─── Excerpted records

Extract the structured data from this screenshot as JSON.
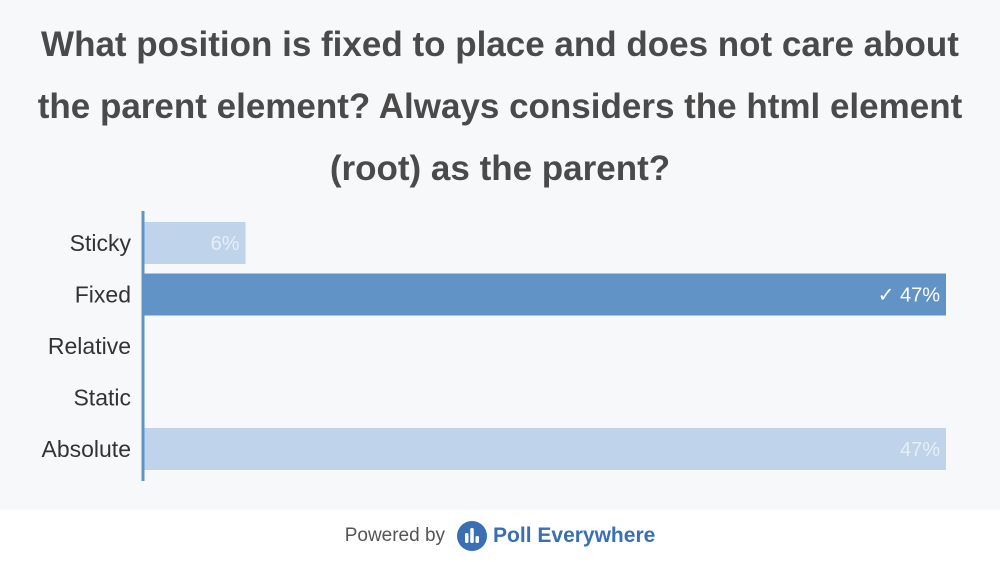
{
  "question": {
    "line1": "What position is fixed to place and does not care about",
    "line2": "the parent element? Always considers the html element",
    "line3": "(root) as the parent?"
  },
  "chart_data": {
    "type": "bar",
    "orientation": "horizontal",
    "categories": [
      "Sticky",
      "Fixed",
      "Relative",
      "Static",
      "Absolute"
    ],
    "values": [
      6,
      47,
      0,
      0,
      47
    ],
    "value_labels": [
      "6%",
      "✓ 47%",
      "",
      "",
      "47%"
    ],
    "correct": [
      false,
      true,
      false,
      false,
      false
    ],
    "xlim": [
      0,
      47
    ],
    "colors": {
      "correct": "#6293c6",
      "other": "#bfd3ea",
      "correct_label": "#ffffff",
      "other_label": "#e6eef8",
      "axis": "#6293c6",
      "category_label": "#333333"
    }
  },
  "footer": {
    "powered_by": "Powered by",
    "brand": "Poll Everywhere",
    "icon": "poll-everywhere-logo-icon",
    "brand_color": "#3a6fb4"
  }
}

──────
─── Excerpted records

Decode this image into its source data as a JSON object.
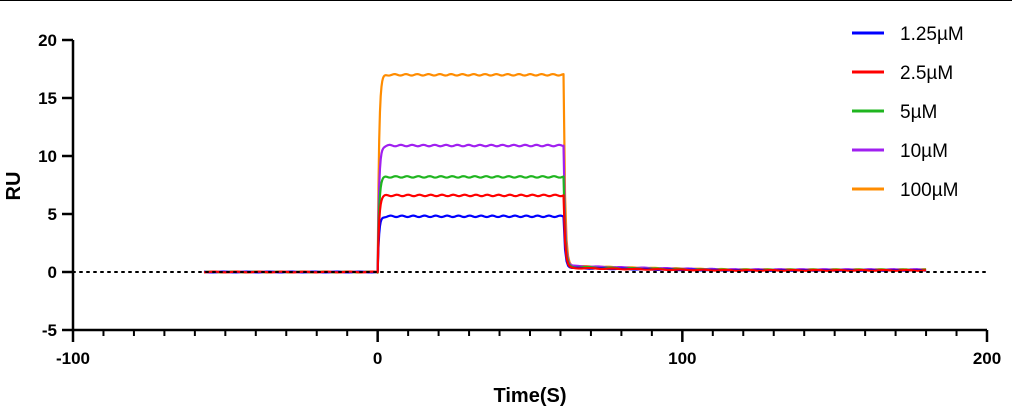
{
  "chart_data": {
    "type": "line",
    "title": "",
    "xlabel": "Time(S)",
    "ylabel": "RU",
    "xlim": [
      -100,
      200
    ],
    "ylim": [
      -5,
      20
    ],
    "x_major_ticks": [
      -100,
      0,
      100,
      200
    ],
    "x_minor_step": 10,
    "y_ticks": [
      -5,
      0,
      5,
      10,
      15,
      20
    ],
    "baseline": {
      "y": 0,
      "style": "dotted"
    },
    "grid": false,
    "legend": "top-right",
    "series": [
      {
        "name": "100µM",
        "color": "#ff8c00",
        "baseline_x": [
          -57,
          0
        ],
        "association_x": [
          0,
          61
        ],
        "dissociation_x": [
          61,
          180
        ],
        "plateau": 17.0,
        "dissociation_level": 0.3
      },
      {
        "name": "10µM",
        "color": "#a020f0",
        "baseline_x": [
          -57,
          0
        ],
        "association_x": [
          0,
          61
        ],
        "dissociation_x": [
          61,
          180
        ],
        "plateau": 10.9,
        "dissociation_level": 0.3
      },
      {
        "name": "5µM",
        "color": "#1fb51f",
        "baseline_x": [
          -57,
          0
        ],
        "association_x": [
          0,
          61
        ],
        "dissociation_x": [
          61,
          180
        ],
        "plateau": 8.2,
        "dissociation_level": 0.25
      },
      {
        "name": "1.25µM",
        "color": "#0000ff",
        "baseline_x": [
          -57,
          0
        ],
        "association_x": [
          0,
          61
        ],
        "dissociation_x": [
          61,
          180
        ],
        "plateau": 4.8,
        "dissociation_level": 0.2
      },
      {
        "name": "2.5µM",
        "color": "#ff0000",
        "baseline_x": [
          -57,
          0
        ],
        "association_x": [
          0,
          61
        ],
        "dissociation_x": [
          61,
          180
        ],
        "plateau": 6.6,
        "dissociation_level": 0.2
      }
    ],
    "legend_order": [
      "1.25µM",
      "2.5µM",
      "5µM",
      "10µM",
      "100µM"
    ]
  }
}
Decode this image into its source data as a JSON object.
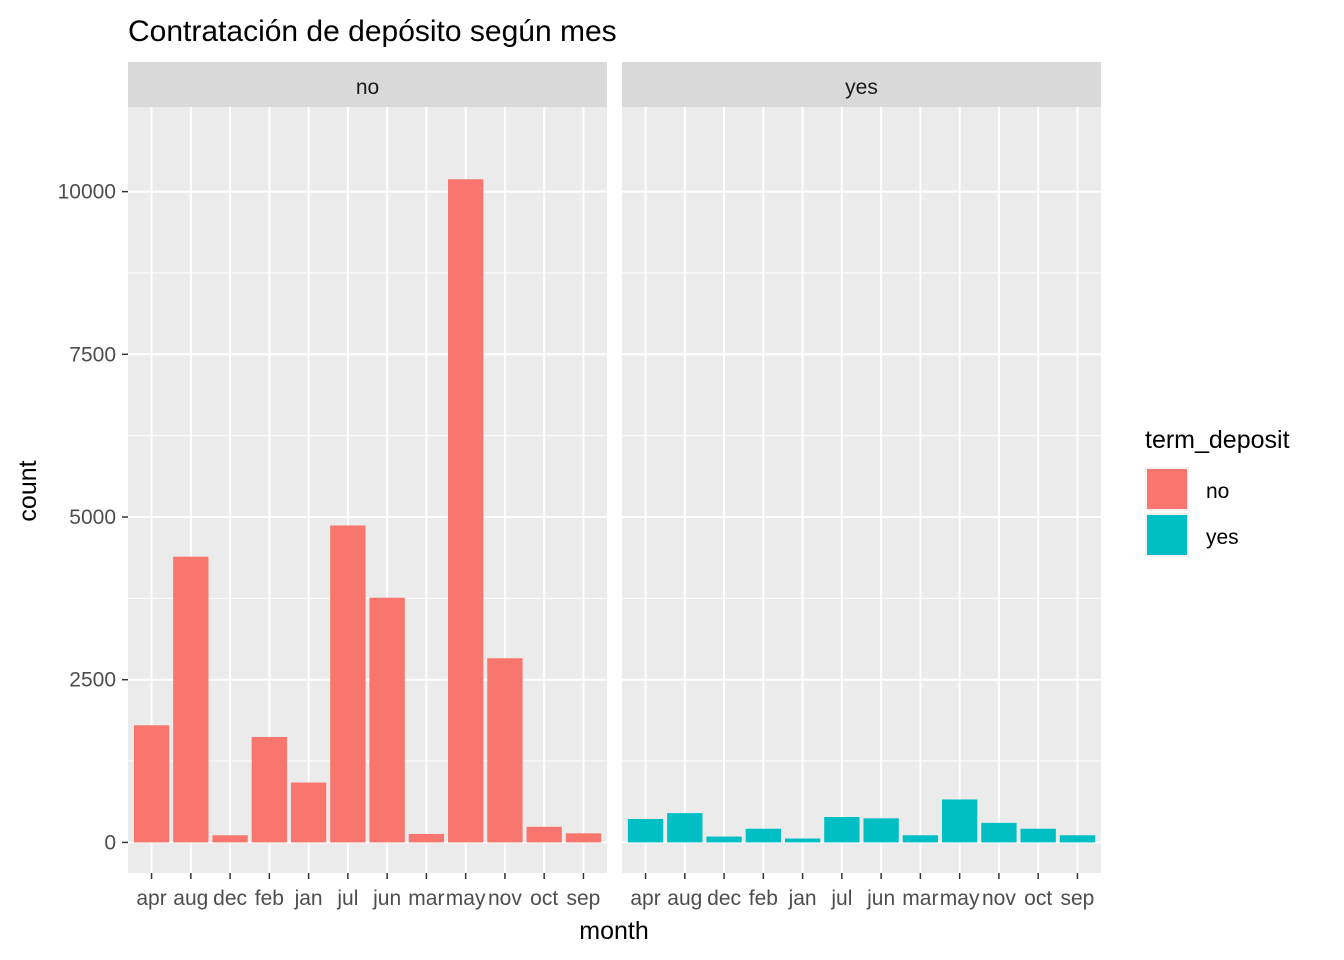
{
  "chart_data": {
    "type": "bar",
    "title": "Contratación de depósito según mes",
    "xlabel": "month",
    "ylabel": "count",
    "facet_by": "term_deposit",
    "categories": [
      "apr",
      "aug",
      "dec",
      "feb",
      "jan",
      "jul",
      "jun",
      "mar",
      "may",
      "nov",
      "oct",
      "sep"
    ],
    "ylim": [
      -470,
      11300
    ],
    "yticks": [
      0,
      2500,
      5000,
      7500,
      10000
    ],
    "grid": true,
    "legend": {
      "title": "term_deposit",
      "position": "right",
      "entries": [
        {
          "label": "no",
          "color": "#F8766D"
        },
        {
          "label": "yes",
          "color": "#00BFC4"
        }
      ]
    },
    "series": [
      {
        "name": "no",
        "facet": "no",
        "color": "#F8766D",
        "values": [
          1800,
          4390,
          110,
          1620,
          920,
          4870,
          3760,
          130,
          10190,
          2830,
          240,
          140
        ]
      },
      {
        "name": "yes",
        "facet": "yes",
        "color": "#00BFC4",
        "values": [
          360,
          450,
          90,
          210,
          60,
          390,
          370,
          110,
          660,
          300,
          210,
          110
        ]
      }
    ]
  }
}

──────

### Requirements
Report the number of lines holding the string "plateau", without any other words.

### Solution to the problem
5